WORK TO COMPLETE :: Check each line of the material. Copy those containing "caption".

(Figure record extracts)
- - - - - - -

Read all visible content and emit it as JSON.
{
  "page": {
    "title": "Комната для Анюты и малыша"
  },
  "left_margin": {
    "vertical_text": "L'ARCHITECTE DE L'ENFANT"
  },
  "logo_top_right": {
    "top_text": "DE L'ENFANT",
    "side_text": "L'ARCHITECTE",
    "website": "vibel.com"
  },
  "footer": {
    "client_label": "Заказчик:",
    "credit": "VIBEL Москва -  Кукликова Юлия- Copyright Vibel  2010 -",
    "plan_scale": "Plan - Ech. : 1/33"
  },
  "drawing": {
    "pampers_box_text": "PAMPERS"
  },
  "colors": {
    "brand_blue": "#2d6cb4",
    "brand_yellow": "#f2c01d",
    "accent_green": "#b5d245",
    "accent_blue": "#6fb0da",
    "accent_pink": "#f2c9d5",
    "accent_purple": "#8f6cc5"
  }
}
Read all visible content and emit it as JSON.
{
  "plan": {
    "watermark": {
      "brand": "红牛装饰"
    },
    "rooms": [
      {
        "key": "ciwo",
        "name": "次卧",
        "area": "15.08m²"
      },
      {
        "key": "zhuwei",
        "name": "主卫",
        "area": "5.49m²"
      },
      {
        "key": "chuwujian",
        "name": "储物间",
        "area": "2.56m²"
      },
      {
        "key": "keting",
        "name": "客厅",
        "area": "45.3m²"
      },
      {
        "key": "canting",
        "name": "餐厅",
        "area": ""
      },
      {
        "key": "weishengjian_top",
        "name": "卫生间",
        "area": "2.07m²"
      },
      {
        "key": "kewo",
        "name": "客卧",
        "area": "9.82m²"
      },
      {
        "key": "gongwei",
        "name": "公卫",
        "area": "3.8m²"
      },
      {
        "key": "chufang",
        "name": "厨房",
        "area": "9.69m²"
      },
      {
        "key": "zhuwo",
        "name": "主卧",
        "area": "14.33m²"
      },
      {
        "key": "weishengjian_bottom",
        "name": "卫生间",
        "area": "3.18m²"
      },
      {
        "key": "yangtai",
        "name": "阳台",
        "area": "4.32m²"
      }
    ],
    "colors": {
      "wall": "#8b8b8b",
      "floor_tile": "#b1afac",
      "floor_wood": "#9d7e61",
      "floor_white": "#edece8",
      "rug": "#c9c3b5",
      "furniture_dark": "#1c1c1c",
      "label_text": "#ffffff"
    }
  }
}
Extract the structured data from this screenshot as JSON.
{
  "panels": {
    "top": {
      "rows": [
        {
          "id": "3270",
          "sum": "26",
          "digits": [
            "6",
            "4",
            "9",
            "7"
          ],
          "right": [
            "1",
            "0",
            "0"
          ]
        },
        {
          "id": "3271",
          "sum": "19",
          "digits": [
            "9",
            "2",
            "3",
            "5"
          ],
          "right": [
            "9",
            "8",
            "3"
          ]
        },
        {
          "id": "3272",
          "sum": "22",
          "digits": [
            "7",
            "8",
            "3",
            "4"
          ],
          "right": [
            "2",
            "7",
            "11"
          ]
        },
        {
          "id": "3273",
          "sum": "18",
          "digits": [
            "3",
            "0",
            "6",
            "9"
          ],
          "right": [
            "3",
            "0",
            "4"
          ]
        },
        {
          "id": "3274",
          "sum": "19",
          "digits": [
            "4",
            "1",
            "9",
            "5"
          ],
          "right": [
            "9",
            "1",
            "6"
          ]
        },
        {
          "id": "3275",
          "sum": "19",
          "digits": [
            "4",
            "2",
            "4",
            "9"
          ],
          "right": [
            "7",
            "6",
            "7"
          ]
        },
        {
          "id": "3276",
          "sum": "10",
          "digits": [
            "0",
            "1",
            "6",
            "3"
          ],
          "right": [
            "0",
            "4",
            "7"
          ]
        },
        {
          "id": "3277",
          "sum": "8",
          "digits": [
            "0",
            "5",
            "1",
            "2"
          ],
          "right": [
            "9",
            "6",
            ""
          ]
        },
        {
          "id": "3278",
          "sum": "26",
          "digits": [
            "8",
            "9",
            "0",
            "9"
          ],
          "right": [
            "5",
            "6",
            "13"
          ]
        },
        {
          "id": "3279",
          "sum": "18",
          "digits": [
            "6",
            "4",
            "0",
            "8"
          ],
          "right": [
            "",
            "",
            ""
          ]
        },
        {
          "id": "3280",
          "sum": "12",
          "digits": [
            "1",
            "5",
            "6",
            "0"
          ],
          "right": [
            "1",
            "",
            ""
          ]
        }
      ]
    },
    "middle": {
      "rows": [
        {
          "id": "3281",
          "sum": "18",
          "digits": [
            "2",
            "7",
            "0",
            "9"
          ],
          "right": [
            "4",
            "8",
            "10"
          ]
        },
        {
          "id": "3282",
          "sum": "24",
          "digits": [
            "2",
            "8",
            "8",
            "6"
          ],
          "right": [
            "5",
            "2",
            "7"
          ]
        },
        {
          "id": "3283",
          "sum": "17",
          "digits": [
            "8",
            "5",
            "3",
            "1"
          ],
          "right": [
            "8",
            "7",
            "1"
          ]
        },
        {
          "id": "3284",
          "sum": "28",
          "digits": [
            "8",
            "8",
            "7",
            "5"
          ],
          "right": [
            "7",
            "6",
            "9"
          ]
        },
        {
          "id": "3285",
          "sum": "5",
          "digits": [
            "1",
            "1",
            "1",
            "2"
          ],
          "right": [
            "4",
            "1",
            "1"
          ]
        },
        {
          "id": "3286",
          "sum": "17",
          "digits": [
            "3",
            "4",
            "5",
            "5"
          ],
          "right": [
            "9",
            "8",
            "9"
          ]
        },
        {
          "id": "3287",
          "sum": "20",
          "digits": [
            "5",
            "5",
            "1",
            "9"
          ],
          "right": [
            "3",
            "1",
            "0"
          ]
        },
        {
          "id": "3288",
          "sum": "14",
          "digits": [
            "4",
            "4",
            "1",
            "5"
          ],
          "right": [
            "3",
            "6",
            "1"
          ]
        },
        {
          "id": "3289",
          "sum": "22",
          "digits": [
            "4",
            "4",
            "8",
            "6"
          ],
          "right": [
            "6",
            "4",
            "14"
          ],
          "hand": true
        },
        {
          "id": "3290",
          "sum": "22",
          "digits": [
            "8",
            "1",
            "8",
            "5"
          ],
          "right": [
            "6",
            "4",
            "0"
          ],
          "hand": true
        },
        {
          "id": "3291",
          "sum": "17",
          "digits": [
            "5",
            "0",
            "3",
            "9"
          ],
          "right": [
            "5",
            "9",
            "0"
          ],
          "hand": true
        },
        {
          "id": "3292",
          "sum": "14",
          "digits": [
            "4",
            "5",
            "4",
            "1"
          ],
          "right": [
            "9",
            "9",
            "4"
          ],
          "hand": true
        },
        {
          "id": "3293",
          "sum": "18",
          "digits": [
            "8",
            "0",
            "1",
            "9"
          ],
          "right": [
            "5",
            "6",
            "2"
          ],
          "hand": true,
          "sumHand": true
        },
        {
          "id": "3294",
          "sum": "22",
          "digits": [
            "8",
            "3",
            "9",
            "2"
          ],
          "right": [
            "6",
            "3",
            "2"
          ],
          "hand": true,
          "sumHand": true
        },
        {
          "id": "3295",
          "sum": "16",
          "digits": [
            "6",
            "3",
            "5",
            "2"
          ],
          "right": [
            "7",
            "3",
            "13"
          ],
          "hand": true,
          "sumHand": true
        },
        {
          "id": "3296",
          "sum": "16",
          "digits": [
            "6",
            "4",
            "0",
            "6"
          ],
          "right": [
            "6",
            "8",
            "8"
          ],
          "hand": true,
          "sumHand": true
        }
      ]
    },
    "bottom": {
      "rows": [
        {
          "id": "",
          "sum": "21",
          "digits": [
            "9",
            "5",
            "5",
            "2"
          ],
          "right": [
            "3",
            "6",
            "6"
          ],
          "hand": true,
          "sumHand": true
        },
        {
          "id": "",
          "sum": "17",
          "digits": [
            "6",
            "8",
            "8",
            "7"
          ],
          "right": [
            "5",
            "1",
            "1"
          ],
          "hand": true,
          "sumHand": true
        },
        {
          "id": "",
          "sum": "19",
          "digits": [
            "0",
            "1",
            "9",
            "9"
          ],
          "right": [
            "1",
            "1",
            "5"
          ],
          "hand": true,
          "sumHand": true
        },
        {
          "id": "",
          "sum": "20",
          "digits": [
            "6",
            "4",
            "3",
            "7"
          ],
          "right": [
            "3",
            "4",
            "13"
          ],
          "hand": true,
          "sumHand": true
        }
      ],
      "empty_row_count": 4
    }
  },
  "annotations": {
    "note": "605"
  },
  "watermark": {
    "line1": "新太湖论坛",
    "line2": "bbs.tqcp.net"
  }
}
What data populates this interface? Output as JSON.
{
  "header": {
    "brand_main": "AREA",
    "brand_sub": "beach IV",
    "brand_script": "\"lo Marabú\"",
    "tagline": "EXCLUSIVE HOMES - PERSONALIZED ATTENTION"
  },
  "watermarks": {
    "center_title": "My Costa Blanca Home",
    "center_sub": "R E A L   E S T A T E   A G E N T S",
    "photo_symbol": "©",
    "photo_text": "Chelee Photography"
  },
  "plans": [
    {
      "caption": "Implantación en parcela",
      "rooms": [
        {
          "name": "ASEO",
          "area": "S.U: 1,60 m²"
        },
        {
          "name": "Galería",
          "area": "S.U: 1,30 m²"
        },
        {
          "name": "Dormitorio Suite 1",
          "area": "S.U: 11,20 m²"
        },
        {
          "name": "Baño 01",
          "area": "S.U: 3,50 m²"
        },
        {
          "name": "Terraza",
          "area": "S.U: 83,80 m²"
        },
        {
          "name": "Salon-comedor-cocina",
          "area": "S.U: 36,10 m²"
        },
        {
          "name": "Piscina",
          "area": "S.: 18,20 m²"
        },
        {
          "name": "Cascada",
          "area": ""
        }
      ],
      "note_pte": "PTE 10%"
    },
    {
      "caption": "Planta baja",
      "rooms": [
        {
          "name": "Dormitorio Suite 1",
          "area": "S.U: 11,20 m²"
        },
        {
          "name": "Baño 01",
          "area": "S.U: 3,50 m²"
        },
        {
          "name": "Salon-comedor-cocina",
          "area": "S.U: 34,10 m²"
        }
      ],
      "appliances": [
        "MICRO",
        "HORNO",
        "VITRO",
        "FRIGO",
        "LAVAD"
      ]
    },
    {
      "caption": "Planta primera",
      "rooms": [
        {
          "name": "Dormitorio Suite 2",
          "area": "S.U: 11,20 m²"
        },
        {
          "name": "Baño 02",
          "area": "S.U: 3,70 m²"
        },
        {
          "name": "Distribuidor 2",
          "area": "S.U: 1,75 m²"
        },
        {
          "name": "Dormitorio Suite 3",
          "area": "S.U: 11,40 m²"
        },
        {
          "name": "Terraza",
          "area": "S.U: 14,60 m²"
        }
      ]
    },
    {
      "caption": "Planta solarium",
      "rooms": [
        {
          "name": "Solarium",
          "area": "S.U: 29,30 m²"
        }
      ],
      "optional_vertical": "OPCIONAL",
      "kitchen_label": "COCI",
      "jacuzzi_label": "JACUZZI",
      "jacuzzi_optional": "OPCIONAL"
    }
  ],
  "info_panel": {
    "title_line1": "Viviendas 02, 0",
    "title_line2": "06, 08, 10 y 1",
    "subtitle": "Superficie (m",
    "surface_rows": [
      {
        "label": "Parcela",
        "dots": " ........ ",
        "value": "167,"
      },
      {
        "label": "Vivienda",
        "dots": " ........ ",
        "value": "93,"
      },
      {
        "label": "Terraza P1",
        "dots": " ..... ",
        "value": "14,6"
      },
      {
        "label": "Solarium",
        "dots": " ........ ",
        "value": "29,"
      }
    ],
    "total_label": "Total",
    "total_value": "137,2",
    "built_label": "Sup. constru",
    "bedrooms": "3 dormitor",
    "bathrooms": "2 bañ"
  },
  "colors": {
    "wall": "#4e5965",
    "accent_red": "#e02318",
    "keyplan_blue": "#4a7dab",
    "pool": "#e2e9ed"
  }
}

- - - - - - -

FULL SOLUTION ::
      "caption": "Implantación en parcela",
      "caption": "Planta baja",
      "caption": "Planta primera",
      "caption": "Planta solarium",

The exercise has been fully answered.